Exercise directions → Filter the data for lines with the word "initials", then copy every line so identified.

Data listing
══════

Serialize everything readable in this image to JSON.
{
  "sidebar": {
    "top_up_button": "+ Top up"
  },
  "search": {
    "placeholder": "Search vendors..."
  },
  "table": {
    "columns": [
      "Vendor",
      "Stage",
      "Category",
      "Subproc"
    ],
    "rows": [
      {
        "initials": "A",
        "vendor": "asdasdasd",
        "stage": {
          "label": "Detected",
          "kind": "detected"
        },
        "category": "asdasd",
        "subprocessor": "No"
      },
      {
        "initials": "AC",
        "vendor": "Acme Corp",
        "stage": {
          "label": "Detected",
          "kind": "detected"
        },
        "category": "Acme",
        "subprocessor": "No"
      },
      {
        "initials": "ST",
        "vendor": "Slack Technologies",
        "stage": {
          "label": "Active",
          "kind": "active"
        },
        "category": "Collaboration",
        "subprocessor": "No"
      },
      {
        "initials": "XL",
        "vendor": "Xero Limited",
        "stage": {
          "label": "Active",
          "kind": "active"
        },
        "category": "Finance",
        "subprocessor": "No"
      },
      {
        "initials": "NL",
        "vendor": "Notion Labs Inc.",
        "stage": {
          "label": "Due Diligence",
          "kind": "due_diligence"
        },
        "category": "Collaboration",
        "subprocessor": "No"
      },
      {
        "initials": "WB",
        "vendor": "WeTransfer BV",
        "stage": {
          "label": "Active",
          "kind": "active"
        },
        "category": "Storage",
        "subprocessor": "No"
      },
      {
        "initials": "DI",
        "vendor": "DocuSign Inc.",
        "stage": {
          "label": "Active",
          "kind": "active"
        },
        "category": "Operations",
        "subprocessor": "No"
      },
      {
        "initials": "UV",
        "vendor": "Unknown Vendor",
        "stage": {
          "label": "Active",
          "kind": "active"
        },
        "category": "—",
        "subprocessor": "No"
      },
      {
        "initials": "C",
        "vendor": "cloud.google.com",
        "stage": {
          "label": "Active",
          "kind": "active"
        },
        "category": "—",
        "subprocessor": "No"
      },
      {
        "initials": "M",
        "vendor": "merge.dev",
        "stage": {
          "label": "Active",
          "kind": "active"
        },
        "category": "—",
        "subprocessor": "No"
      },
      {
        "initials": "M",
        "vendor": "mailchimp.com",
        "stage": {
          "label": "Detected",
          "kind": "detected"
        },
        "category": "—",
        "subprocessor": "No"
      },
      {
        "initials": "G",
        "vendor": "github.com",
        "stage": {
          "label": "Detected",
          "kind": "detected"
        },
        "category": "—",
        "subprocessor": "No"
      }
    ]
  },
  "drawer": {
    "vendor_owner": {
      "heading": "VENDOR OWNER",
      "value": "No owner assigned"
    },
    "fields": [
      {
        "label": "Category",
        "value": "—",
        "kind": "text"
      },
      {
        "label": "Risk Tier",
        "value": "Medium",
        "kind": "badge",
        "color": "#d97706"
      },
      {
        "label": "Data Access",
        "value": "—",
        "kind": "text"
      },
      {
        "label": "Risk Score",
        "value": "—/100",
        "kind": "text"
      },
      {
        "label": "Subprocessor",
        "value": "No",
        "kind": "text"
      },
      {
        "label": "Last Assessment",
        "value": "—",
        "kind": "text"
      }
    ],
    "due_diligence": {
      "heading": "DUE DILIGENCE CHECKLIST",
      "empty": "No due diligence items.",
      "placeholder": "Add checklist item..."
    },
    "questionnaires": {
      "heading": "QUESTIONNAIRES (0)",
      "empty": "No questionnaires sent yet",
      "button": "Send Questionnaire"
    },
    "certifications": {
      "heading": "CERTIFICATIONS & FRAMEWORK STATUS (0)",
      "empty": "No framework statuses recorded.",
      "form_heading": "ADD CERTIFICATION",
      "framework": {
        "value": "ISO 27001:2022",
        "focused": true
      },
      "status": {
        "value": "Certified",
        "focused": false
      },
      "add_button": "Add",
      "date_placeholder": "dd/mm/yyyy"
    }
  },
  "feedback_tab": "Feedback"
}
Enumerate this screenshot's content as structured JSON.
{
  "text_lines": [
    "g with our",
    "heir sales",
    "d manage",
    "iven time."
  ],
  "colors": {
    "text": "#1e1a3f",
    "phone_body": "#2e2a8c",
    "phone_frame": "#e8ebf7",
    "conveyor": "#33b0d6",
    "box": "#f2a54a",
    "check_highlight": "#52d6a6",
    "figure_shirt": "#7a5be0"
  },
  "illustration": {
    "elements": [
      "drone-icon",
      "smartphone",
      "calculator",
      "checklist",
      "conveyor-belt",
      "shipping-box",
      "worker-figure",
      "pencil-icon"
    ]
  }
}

══════

The result →
        "initials": "A",
        "initials": "AC",
        "initials": "ST",
        "initials": "XL",
        "initials": "NL",
        "initials": "WB",
        "initials": "DI",
        "initials": "UV",
        "initials": "C",
        "initials": "M",
        "initials": "M",
        "initials": "G",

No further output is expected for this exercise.